Find the lines with "ylabel" in them and copy them out.

=== Data in this exercise ===

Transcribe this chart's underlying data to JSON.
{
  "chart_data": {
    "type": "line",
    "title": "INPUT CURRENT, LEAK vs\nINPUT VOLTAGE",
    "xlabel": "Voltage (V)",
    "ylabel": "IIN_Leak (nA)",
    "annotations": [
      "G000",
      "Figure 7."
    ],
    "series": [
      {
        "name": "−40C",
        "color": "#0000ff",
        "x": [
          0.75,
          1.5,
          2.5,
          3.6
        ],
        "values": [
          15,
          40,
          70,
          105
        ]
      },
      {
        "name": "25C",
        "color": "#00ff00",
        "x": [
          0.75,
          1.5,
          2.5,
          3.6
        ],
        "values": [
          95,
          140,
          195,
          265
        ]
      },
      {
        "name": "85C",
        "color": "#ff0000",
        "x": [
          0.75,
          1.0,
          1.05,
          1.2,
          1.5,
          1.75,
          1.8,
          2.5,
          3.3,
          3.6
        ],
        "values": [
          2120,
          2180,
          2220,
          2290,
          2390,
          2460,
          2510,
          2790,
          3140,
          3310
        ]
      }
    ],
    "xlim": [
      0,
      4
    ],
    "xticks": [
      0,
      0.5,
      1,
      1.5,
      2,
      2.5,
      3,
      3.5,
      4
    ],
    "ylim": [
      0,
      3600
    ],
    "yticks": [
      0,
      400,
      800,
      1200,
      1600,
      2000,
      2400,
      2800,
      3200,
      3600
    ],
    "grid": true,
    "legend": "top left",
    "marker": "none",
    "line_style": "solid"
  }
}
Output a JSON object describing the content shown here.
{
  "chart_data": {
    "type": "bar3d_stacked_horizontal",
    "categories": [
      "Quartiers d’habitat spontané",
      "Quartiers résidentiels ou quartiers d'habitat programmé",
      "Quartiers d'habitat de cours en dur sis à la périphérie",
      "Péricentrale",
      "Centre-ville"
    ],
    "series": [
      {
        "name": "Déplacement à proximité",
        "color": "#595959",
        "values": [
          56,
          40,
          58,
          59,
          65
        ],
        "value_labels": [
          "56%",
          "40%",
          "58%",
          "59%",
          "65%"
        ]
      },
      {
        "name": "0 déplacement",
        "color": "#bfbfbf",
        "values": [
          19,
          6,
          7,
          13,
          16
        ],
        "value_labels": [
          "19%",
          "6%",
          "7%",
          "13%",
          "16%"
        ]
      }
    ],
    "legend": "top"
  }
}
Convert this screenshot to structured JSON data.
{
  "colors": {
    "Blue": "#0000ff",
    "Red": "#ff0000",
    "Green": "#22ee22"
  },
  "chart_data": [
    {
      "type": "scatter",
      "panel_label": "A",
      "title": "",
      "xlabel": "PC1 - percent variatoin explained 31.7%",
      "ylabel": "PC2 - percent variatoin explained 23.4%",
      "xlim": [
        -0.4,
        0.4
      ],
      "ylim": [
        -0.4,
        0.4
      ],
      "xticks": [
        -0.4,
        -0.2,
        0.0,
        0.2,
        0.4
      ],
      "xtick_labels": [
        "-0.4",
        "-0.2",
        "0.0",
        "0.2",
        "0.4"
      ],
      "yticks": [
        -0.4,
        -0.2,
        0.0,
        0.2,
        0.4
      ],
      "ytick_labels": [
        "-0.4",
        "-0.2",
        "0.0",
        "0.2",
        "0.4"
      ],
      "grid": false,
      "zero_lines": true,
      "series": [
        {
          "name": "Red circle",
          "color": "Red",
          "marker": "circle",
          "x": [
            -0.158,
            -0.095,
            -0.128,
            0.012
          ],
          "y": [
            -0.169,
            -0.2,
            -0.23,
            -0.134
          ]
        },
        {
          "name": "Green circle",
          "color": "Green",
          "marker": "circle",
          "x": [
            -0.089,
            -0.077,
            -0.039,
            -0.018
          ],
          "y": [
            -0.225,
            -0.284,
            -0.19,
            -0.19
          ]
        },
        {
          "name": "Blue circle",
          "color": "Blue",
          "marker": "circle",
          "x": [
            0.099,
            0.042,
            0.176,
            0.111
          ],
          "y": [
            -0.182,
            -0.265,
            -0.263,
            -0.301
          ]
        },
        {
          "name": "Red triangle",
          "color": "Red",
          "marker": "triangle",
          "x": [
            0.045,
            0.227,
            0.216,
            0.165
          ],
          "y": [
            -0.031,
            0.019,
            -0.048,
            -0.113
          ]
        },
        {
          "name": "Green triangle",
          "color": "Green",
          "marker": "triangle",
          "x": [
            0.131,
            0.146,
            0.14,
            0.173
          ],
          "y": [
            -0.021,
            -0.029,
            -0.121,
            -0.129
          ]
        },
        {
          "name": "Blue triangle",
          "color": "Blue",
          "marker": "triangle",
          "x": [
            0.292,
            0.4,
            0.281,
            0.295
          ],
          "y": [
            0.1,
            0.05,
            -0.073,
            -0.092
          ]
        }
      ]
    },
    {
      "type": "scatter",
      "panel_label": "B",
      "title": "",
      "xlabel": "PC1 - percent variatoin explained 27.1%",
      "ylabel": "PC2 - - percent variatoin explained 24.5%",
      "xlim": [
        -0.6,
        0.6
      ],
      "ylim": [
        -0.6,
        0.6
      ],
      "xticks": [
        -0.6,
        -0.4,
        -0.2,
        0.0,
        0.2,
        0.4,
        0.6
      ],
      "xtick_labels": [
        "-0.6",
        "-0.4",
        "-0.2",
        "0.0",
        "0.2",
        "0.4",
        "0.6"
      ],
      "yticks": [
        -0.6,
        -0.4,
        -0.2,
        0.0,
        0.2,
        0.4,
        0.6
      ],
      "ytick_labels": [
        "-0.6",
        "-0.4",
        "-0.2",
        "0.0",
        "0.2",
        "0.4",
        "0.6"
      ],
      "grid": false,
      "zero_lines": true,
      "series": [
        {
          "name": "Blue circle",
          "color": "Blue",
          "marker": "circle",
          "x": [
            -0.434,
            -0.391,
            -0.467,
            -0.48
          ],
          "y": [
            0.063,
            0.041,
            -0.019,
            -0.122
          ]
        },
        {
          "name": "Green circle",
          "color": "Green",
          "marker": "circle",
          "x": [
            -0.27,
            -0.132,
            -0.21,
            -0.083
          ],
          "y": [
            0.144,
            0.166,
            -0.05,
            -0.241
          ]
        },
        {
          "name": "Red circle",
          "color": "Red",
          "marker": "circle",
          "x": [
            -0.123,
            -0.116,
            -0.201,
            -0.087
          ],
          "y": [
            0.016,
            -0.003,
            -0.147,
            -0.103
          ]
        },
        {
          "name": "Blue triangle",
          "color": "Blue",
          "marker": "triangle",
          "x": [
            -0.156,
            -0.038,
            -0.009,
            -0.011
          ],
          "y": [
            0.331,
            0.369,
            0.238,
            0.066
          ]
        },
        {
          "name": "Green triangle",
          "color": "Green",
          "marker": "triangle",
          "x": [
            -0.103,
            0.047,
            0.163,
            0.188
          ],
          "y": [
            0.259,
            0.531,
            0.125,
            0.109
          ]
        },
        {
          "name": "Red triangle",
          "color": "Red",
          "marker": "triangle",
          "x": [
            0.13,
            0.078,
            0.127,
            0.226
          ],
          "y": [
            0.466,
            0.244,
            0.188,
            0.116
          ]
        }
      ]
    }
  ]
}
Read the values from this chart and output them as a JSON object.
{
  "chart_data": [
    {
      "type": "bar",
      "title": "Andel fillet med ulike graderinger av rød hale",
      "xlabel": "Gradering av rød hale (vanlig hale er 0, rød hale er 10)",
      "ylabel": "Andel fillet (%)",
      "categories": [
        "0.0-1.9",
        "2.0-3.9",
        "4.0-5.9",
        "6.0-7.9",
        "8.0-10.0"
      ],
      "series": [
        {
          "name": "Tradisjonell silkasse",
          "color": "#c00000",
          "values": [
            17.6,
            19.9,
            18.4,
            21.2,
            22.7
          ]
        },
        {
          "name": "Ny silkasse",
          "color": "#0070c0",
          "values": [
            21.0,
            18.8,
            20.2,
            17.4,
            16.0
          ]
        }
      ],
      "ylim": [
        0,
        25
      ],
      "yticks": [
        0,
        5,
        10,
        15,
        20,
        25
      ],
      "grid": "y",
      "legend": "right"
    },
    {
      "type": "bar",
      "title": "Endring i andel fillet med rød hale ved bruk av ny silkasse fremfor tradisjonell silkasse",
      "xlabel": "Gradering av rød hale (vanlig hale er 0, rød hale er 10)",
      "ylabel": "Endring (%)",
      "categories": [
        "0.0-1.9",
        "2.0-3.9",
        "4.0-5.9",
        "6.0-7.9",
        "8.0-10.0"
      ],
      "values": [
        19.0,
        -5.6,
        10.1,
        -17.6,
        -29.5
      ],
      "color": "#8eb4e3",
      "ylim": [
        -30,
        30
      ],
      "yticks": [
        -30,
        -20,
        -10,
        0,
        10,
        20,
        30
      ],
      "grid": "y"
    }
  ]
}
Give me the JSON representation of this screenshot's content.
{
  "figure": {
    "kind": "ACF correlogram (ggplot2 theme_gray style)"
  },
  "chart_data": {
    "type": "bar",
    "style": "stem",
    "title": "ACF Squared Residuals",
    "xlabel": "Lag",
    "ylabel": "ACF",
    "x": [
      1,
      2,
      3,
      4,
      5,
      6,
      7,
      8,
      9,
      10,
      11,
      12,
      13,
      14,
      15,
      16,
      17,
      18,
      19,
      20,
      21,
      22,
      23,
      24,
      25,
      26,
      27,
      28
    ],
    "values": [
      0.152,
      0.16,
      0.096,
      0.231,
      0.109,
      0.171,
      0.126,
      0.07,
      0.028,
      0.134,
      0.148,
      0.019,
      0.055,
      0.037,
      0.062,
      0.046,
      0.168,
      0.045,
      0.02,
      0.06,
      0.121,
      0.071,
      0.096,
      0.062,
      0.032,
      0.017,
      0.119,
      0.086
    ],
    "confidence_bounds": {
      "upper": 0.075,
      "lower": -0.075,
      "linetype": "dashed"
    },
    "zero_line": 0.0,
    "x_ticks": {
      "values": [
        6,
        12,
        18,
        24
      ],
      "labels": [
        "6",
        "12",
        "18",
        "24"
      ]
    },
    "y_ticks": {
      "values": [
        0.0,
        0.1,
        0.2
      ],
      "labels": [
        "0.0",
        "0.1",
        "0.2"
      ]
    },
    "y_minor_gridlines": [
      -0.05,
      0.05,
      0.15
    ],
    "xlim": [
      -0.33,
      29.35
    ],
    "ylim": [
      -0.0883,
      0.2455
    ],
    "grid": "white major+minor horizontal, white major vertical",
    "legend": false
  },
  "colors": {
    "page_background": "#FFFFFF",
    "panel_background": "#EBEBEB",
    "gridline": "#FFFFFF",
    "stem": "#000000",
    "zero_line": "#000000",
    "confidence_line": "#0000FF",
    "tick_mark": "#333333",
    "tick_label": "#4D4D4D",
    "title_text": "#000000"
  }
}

===

Written response:
    "ylabel": "IIN_Leak (nA)",
      "ylabel": "PC2 - percent variatoin explained 23.4%",
      "ylabel": "PC2 - - percent variatoin explained 24.5%",
      "ylabel": "Andel fillet (%)",
      "ylabel": "Endring (%)",
    "ylabel": "ACF",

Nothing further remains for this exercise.